▶ [SHORT PROBLEM]
Here are some entries; quote each one exactly.

==== INPUT FOR THIS TASK

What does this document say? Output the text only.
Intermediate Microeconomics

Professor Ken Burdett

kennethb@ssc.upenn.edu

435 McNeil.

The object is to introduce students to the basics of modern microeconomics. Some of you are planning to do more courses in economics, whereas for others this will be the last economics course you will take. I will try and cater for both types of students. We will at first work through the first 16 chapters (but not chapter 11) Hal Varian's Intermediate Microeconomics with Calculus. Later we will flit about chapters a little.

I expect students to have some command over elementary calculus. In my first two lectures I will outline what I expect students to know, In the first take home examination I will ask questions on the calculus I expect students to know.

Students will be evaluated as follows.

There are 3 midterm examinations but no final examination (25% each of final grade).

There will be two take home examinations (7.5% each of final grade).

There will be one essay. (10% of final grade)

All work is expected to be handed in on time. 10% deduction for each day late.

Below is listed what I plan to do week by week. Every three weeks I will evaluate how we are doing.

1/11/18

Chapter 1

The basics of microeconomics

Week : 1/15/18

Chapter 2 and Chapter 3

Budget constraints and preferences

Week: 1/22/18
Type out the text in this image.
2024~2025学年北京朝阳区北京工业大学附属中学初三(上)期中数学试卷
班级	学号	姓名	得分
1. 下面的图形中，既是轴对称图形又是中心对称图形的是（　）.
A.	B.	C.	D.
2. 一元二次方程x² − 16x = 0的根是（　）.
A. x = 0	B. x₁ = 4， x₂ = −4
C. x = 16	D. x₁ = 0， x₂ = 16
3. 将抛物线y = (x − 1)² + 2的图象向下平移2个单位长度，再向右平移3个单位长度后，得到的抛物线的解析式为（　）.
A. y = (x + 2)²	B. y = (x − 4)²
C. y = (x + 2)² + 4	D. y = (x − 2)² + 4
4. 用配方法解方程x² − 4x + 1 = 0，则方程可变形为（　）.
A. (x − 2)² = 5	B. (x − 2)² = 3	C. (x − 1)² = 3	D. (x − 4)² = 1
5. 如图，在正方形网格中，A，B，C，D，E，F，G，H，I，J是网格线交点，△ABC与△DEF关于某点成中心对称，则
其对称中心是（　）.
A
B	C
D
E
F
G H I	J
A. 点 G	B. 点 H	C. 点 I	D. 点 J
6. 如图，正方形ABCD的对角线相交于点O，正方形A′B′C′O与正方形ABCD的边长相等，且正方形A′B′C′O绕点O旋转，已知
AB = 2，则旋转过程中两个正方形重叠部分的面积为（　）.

========

▶ [EXERCISE ANSWER]
What does this document say? Output the text only.
Intermediate Microeconomics

Professor Ken Burdett

kennethb@ssc.upenn.edu

435 McNeil.

The object is to introduce students to the basics of modern microeconomics. Some of you are planning to do more courses in economics, whereas for others this will be the last economics course you will take. I will try and cater for both types of students. We will at first work through the first 16 chapters (but not chapter 11) Hal Varian's Intermediate Microeconomics with Calculus. Later we will flit about chapters a little.

I expect students to have some command over elementary calculus. In my first two lectures I will outline what I expect students to know, In the first take home examination I will ask questions on the calculus I expect students to know.

Students will be evaluated as follows.

There are 3 midterm examinations but no final examination (25% each of final grade).

There will be two take home examinations (7.5% each of final grade).

There will be one essay. (10% of final grade)

All work is expected to be handed in on time. 10% deduction for each day late.

Below is listed what I plan to do week by week. Every three weeks I will evaluate how we are doing.

1/11/18

Chapter 1

The basics of microeconomics

Week : 1/15/18

Chapter 2 and Chapter 3

Budget constraints and preferences

Week: 1/22/18
Type out the text in this image.
2024~2025学年北京朝阳区北京工业大学附属中学初三(上)期中数学试卷
班级	学号	姓名	得分
1. 下面的图形中，既是轴对称图形又是中心对称图形的是（　）.
A.	B.	C.	D.
2. 一元二次方程x² − 16x = 0的根是（　）.
A. x = 0	B. x₁ = 4， x₂ = −4
C. x = 16	D. x₁ = 0， x₂ = 16
3. 将抛物线y = (x − 1)² + 2的图象向下平移2个单位长度，再向右平移3个单位长度后，得到的抛物线的解析式为（　）.
A. y = (x + 2)²	B. y = (x − 4)²
C. y = (x + 2)² + 4	D. y = (x − 2)² + 4
4. 用配方法解方程x² − 4x + 1 = 0，则方程可变形为（　）.
A. (x − 2)² = 5	B. (x − 2)² = 3	C. (x − 1)² = 3	D. (x − 4)² = 1
5. 如图，在正方形网格中，A，B，C，D，E，F，G，H，I，J是网格线交点，△ABC与△DEF关于某点成中心对称，则
其对称中心是（　）.
A
B	C
D
E
F
G H I	J
A. 点 G	B. 点 H	C. 点 I	D. 点 J
6. 如图，正方形ABCD的对角线相交于点O，正方形A′B′C′O与正方形ABCD的边长相等，且正方形A′B′C′O绕点O旋转，已知
AB = 2，则旋转过程中两个正方形重叠部分的面积为（　）.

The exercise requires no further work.